**Written request**
State how many lines of the records contain the string "color". Give the number alone.

* start *

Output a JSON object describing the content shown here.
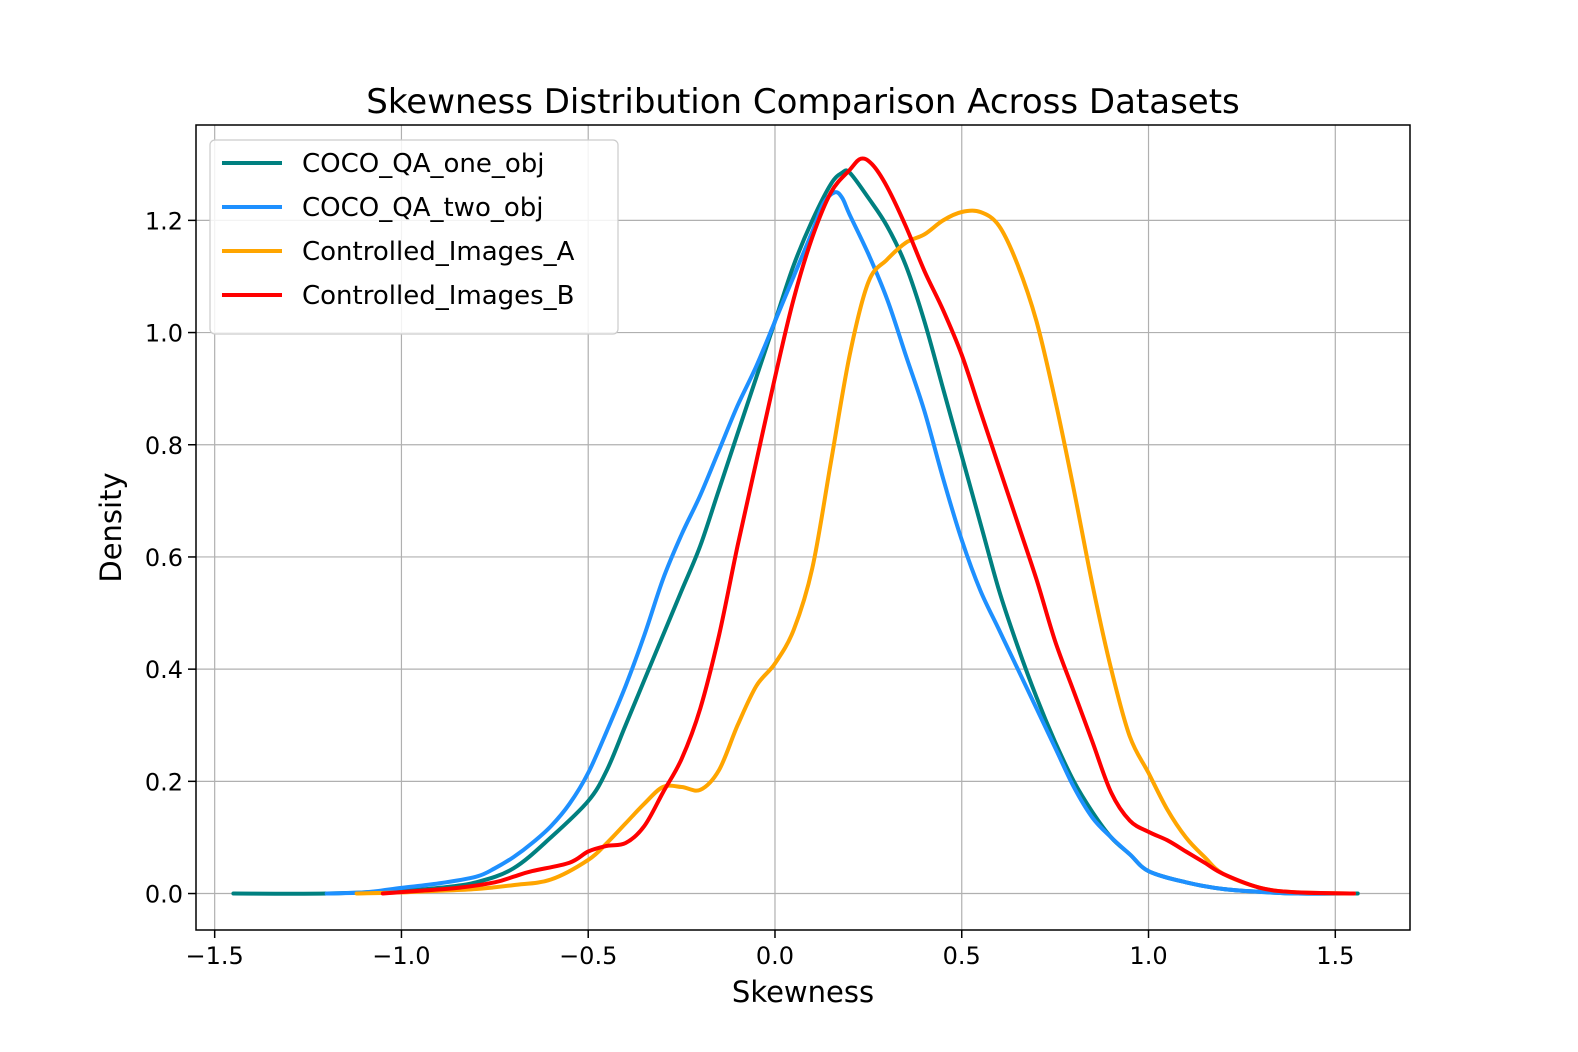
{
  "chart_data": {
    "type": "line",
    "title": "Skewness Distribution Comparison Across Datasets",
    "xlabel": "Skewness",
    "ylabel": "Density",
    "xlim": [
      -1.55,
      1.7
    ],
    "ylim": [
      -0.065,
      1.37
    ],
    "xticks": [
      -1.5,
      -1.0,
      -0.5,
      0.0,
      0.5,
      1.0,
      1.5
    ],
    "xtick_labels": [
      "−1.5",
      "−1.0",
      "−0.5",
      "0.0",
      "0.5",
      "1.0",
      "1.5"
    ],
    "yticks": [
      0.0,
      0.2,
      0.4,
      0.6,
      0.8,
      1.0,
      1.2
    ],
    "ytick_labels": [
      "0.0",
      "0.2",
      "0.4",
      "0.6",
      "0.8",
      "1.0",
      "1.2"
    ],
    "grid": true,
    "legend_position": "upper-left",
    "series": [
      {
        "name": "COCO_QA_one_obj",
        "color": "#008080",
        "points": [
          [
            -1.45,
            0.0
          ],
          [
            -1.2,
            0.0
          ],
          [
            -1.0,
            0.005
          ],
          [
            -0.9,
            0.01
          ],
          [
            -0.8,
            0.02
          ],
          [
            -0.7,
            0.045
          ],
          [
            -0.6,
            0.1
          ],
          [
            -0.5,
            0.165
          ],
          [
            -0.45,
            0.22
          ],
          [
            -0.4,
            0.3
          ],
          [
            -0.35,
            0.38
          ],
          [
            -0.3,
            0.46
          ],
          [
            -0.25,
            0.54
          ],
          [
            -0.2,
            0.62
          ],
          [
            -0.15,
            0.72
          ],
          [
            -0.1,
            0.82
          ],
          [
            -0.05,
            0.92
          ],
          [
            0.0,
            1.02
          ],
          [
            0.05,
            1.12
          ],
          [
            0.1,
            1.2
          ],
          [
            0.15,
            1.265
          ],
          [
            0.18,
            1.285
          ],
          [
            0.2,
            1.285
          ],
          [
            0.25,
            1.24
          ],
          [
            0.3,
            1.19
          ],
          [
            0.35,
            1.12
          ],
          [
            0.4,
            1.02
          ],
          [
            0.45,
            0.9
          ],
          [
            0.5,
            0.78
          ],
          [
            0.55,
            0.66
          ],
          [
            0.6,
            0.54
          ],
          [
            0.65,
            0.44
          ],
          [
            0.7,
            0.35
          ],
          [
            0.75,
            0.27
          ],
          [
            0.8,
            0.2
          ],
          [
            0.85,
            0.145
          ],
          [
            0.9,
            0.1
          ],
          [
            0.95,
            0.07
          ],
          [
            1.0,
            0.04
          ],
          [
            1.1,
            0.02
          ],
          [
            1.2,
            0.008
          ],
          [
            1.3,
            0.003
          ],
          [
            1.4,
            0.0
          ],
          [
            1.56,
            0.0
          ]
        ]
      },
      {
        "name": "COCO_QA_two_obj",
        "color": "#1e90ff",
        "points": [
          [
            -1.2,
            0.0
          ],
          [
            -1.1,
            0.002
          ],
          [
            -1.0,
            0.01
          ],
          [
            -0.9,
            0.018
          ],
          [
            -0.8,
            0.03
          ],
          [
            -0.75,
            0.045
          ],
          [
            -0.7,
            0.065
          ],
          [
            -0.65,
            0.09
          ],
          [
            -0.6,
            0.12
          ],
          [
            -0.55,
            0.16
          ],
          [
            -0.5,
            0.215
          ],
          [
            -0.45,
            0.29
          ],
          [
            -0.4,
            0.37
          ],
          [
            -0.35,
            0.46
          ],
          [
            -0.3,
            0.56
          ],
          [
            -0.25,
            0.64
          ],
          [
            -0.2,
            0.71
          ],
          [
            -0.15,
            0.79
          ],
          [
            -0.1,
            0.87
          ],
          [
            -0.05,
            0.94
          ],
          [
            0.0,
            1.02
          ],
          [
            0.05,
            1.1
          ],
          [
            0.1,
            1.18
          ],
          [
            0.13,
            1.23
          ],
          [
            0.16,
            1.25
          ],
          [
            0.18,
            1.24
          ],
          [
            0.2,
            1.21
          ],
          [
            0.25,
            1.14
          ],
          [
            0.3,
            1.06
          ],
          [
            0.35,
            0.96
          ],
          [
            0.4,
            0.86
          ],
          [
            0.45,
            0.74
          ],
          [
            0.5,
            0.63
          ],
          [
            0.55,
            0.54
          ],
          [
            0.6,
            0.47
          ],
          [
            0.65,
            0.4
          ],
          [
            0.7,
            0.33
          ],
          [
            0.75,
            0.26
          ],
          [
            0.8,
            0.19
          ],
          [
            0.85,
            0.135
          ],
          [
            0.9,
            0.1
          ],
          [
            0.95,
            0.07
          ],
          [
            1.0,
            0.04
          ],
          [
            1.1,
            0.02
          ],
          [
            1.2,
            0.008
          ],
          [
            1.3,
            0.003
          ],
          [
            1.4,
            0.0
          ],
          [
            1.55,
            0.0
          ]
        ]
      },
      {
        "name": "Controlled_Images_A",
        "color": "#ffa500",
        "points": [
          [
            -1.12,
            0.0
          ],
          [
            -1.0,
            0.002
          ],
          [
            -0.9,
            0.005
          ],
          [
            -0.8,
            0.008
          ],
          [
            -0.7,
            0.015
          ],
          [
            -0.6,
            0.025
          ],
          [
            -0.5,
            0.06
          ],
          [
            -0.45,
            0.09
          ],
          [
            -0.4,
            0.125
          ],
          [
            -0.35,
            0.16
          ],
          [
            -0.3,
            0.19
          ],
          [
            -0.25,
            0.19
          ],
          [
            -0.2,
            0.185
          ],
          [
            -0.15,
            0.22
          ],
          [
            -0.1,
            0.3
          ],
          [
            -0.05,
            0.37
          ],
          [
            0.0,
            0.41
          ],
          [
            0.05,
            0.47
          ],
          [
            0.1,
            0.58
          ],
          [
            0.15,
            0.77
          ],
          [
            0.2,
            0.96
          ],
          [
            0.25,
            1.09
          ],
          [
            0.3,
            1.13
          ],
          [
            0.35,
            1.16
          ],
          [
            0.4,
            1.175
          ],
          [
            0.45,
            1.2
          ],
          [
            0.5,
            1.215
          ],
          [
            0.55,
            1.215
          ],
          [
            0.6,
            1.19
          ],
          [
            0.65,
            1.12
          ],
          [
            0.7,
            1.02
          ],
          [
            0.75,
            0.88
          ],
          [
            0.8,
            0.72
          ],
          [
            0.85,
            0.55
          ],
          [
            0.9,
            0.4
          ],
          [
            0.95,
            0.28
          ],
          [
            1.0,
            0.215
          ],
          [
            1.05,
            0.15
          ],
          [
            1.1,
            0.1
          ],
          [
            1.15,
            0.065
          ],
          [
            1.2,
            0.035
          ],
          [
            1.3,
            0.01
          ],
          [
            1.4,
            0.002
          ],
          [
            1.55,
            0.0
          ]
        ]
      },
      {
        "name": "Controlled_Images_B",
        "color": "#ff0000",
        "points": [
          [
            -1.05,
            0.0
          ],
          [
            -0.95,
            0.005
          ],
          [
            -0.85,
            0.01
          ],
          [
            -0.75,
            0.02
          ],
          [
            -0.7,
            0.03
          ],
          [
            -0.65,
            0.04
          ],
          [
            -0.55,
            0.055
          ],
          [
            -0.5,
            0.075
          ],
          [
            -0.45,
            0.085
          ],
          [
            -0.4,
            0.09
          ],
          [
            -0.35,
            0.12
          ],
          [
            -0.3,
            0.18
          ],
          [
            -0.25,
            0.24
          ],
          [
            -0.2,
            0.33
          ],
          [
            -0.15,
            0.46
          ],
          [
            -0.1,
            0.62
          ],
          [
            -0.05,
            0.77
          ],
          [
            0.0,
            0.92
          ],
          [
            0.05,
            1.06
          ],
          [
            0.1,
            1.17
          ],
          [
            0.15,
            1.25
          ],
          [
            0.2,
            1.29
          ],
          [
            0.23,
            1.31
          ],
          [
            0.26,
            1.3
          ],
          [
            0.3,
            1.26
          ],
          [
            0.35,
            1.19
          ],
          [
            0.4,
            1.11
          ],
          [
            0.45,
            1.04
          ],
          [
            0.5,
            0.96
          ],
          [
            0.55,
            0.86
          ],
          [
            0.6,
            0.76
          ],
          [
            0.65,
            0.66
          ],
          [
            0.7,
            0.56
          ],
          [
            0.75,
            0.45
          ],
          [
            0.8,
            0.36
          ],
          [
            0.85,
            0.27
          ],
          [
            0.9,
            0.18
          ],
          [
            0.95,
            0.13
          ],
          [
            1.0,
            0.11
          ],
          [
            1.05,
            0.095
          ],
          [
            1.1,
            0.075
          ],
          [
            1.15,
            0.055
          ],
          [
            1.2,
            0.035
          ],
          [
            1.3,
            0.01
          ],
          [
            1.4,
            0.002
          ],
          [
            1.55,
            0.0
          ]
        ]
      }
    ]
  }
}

* end *

**Written reply**
4